# Problem to work on:
In the following material, identify every line holding the string "label" and return it.

# Given data:

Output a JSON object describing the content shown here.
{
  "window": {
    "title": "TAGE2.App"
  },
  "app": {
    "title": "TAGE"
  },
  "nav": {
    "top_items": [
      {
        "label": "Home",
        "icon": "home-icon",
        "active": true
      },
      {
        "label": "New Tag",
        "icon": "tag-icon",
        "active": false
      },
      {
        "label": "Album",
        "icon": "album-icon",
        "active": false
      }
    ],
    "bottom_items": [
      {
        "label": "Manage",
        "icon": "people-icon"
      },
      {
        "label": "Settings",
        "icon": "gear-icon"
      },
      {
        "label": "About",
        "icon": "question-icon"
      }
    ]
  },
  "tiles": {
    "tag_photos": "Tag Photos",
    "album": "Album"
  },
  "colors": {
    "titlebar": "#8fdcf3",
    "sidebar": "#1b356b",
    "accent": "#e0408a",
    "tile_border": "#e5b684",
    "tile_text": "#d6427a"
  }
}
* * *
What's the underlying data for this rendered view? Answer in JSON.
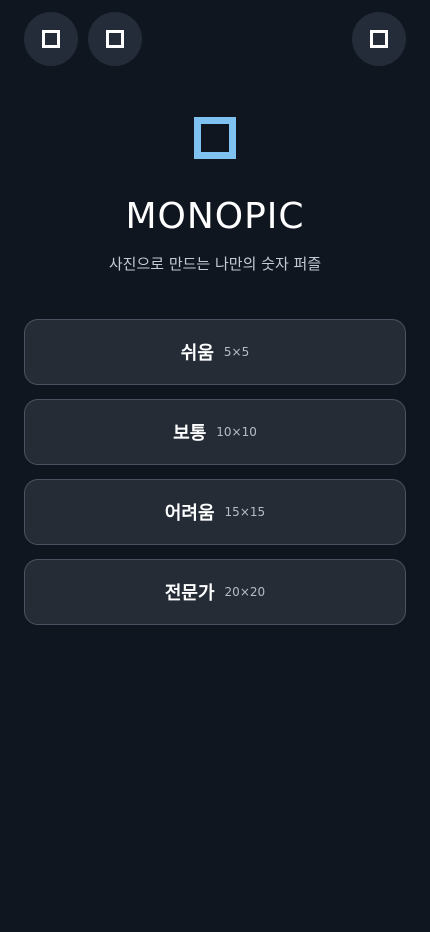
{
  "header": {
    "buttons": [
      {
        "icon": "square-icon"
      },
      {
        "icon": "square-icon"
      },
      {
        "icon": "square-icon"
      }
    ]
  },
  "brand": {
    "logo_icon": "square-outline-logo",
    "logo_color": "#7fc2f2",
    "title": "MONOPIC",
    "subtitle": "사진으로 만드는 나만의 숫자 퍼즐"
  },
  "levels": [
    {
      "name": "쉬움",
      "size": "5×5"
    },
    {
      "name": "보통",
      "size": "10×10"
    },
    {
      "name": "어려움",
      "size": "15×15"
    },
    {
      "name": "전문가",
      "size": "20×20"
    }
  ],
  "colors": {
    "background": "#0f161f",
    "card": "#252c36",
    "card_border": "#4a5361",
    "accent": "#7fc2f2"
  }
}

# Exercise solution:
        "label": "Home",
        "label": "New Tag",
        "label": "Album",
        "label": "Manage",
        "label": "Settings",
        "label": "About",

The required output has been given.